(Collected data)
◆ ◆ ◆ ◆ ◆

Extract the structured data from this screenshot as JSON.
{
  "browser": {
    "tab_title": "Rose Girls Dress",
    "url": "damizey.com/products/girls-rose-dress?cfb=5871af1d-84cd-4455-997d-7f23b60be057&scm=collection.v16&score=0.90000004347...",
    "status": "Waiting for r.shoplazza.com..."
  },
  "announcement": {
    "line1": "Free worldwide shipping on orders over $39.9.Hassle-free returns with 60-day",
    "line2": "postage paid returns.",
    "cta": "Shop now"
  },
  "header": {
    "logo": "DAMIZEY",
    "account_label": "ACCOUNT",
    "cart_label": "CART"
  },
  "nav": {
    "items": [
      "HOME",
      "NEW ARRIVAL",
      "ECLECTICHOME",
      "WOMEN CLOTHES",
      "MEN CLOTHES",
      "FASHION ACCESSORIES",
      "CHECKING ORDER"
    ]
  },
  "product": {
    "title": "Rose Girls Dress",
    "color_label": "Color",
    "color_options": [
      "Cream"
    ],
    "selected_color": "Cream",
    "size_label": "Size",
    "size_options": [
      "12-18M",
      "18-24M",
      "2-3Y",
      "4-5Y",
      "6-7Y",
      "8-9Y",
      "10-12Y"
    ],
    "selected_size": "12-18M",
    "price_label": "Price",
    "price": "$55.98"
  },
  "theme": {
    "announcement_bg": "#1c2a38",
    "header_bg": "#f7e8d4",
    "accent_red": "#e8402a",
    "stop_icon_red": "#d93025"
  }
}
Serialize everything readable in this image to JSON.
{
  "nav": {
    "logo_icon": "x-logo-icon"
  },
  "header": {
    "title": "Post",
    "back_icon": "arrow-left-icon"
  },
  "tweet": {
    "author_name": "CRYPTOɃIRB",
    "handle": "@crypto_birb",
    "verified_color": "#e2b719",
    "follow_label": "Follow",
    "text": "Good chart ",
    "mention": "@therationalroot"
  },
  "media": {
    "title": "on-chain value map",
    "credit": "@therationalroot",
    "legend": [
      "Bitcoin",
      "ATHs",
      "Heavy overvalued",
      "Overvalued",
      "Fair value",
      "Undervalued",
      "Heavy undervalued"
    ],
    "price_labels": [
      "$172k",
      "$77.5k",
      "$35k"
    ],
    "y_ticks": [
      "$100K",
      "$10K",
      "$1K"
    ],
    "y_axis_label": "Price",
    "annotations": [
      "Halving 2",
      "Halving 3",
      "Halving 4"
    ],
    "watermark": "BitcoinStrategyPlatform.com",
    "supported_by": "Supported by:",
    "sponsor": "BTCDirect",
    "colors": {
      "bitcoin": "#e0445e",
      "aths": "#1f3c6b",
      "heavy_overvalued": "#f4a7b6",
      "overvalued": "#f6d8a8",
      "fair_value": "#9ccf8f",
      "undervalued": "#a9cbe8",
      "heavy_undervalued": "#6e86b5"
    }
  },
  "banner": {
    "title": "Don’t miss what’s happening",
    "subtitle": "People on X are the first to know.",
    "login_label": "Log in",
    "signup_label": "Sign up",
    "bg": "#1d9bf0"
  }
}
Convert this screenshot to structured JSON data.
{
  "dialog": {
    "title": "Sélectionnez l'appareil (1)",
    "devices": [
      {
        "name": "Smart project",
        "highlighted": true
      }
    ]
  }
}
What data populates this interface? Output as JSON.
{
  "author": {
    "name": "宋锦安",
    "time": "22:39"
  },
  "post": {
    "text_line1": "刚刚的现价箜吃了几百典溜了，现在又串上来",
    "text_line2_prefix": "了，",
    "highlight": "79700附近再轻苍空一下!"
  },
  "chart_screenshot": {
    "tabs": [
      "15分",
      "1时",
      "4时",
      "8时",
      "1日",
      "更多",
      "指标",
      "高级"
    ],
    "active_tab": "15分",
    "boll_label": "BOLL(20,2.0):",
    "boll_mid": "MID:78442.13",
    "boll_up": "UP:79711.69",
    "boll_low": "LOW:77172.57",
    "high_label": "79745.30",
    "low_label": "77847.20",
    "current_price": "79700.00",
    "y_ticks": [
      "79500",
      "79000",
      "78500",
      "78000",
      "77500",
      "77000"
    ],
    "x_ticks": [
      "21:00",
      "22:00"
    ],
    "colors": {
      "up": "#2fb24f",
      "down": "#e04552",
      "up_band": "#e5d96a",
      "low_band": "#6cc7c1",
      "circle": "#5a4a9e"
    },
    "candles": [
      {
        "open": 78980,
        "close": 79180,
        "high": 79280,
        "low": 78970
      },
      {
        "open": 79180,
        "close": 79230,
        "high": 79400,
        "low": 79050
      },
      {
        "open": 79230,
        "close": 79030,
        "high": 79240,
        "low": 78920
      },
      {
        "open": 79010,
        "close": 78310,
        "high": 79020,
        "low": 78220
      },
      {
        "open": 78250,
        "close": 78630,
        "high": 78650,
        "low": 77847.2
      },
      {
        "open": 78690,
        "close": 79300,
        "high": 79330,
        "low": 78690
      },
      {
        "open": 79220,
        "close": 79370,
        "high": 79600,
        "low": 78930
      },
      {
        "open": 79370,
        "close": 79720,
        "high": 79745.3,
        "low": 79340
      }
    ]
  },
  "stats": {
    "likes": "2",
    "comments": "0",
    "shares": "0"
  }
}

◆ ◆ ◆ ◆ ◆

→ Your task
All of the entries should be written out again exactly.

→ The output
Extract the structured data from this screenshot as JSON.
{
  "browser": {
    "tab_title": "Rose Girls Dress",
    "url": "damizey.com/products/girls-rose-dress?cfb=5871af1d-84cd-4455-997d-7f23b60be057&scm=collection.v16&score=0.90000004347...",
    "status": "Waiting for r.shoplazza.com..."
  },
  "announcement": {
    "line1": "Free worldwide shipping on orders over $39.9.Hassle-free returns with 60-day",
    "line2": "postage paid returns.",
    "cta": "Shop now"
  },
  "header": {
    "logo": "DAMIZEY",
    "account_label": "ACCOUNT",
    "cart_label": "CART"
  },
  "nav": {
    "items": [
      "HOME",
      "NEW ARRIVAL",
      "ECLECTICHOME",
      "WOMEN CLOTHES",
      "MEN CLOTHES",
      "FASHION ACCESSORIES",
      "CHECKING ORDER"
    ]
  },
  "product": {
    "title": "Rose Girls Dress",
    "color_label": "Color",
    "color_options": [
      "Cream"
    ],
    "selected_color": "Cream",
    "size_label": "Size",
    "size_options": [
      "12-18M",
      "18-24M",
      "2-3Y",
      "4-5Y",
      "6-7Y",
      "8-9Y",
      "10-12Y"
    ],
    "selected_size": "12-18M",
    "price_label": "Price",
    "price": "$55.98"
  },
  "theme": {
    "announcement_bg": "#1c2a38",
    "header_bg": "#f7e8d4",
    "accent_red": "#e8402a",
    "stop_icon_red": "#d93025"
  }
}
Serialize everything readable in this image to JSON.
{
  "nav": {
    "logo_icon": "x-logo-icon"
  },
  "header": {
    "title": "Post",
    "back_icon": "arrow-left-icon"
  },
  "tweet": {
    "author_name": "CRYPTOɃIRB",
    "handle": "@crypto_birb",
    "verified_color": "#e2b719",
    "follow_label": "Follow",
    "text": "Good chart ",
    "mention": "@therationalroot"
  },
  "media": {
    "title": "on-chain value map",
    "credit": "@therationalroot",
    "legend": [
      "Bitcoin",
      "ATHs",
      "Heavy overvalued",
      "Overvalued",
      "Fair value",
      "Undervalued",
      "Heavy undervalued"
    ],
    "price_labels": [
      "$172k",
      "$77.5k",
      "$35k"
    ],
    "y_ticks": [
      "$100K",
      "$10K",
      "$1K"
    ],
    "y_axis_label": "Price",
    "annotations": [
      "Halving 2",
      "Halving 3",
      "Halving 4"
    ],
    "watermark": "BitcoinStrategyPlatform.com",
    "supported_by": "Supported by:",
    "sponsor": "BTCDirect",
    "colors": {
      "bitcoin": "#e0445e",
      "aths": "#1f3c6b",
      "heavy_overvalued": "#f4a7b6",
      "overvalued": "#f6d8a8",
      "fair_value": "#9ccf8f",
      "undervalued": "#a9cbe8",
      "heavy_undervalued": "#6e86b5"
    }
  },
  "banner": {
    "title": "Don’t miss what’s happening",
    "subtitle": "People on X are the first to know.",
    "login_label": "Log in",
    "signup_label": "Sign up",
    "bg": "#1d9bf0"
  }
}
Convert this screenshot to structured JSON data.
{
  "dialog": {
    "title": "Sélectionnez l'appareil (1)",
    "devices": [
      {
        "name": "Smart project",
        "highlighted": true
      }
    ]
  }
}
What data populates this interface? Output as JSON.
{
  "author": {
    "name": "宋锦安",
    "time": "22:39"
  },
  "post": {
    "text_line1": "刚刚的现价箜吃了几百典溜了，现在又串上来",
    "text_line2_prefix": "了，",
    "highlight": "79700附近再轻苍空一下!"
  },
  "chart_screenshot": {
    "tabs": [
      "15分",
      "1时",
      "4时",
      "8时",
      "1日",
      "更多",
      "指标",
      "高级"
    ],
    "active_tab": "15分",
    "boll_label": "BOLL(20,2.0):",
    "boll_mid": "MID:78442.13",
    "boll_up": "UP:79711.69",
    "boll_low": "LOW:77172.57",
    "high_label": "79745.30",
    "low_label": "77847.20",
    "current_price": "79700.00",
    "y_ticks": [
      "79500",
      "79000",
      "78500",
      "78000",
      "77500",
      "77000"
    ],
    "x_ticks": [
      "21:00",
      "22:00"
    ],
    "colors": {
      "up": "#2fb24f",
      "down": "#e04552",
      "up_band": "#e5d96a",
      "low_band": "#6cc7c1",
      "circle": "#5a4a9e"
    },
    "candles": [
      {
        "open": 78980,
        "close": 79180,
        "high": 79280,
        "low": 78970
      },
      {
        "open": 79180,
        "close": 79230,
        "high": 79400,
        "low": 79050
      },
      {
        "open": 79230,
        "close": 79030,
        "high": 79240,
        "low": 78920
      },
      {
        "open": 79010,
        "close": 78310,
        "high": 79020,
        "low": 78220
      },
      {
        "open": 78250,
        "close": 78630,
        "high": 78650,
        "low": 77847.2
      },
      {
        "open": 78690,
        "close": 79300,
        "high": 79330,
        "low": 78690
      },
      {
        "open": 79220,
        "close": 79370,
        "high": 79600,
        "low": 78930
      },
      {
        "open": 79370,
        "close": 79720,
        "high": 79745.3,
        "low": 79340
      }
    ]
  },
  "stats": {
    "likes": "2",
    "comments": "0",
    "shares": "0"
  }
}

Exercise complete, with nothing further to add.